» Instruction: Check each line of the data for "structures" and select those that have it.

- - - - -

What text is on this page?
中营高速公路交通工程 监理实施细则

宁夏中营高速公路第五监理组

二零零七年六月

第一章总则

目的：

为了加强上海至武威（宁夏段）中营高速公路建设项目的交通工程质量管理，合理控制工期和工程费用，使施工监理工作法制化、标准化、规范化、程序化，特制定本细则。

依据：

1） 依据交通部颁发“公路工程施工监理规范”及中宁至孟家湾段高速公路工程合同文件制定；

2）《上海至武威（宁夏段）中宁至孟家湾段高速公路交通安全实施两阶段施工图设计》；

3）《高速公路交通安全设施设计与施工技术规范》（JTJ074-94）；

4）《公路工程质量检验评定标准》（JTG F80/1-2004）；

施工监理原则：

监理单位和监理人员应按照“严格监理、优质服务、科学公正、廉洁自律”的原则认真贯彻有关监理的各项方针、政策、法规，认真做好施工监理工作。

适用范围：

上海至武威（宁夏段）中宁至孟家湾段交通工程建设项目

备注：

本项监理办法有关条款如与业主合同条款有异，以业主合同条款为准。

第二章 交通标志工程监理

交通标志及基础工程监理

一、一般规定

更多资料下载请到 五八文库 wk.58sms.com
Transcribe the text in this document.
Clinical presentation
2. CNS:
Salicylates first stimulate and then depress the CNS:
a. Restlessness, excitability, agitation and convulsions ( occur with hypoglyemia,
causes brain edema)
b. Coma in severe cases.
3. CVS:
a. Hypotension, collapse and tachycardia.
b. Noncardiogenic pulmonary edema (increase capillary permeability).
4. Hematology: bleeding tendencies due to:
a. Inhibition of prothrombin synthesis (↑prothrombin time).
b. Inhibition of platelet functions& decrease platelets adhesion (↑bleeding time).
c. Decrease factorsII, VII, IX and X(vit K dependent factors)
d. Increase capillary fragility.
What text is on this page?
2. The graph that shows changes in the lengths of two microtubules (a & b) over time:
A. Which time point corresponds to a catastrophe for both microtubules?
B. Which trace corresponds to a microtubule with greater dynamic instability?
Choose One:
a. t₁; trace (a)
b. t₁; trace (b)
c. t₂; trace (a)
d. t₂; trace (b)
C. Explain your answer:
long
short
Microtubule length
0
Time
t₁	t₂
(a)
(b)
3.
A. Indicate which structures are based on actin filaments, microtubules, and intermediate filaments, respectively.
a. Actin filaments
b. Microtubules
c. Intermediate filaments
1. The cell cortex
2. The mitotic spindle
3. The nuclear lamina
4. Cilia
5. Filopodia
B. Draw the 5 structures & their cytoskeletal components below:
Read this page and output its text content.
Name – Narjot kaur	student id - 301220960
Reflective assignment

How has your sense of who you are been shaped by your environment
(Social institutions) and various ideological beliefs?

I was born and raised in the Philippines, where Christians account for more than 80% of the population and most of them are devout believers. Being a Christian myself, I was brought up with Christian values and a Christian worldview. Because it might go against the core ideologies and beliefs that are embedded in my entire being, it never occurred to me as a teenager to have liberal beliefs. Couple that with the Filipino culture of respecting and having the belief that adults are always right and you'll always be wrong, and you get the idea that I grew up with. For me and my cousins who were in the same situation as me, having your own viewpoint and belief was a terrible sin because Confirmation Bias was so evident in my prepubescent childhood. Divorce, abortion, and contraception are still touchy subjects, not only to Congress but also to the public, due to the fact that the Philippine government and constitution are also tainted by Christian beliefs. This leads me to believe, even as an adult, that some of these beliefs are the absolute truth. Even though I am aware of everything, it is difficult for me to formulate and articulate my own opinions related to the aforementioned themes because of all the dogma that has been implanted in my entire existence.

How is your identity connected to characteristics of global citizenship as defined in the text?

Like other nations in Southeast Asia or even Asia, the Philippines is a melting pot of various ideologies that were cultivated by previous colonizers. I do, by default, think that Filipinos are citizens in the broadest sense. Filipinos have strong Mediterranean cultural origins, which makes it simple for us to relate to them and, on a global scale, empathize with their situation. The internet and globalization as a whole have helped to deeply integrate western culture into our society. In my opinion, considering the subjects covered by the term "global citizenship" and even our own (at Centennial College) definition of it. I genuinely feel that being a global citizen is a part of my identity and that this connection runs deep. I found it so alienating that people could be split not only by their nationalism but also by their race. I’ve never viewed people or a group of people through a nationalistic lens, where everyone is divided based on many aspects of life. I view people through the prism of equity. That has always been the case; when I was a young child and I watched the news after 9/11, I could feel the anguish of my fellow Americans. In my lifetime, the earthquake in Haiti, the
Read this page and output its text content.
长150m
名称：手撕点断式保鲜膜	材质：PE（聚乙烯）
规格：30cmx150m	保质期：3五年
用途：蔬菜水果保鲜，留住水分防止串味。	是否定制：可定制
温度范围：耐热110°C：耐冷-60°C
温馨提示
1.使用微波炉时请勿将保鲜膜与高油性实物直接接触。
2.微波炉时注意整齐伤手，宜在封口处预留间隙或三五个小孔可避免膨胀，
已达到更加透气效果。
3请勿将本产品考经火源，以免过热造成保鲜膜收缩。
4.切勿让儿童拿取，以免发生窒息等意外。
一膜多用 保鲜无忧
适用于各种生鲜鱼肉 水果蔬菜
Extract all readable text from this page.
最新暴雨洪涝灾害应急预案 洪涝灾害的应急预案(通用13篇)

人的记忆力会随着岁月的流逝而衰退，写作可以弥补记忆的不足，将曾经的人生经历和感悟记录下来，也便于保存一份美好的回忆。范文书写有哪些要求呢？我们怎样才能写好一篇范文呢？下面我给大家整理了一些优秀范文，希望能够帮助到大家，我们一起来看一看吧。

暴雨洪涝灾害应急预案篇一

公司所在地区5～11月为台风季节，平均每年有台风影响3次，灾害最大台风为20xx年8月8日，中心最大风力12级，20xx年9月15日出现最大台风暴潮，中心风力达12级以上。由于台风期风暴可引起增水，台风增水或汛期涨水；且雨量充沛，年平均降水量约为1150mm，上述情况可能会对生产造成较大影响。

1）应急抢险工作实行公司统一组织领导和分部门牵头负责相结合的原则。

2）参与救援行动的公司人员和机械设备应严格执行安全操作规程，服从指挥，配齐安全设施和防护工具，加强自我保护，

- - - - -

» Answer to the task:
A. Indicate which structures are based on actin filaments, microtubules, and intermediate filaments, respectively.
B. Draw the 5 structures & their cytoskeletal components below:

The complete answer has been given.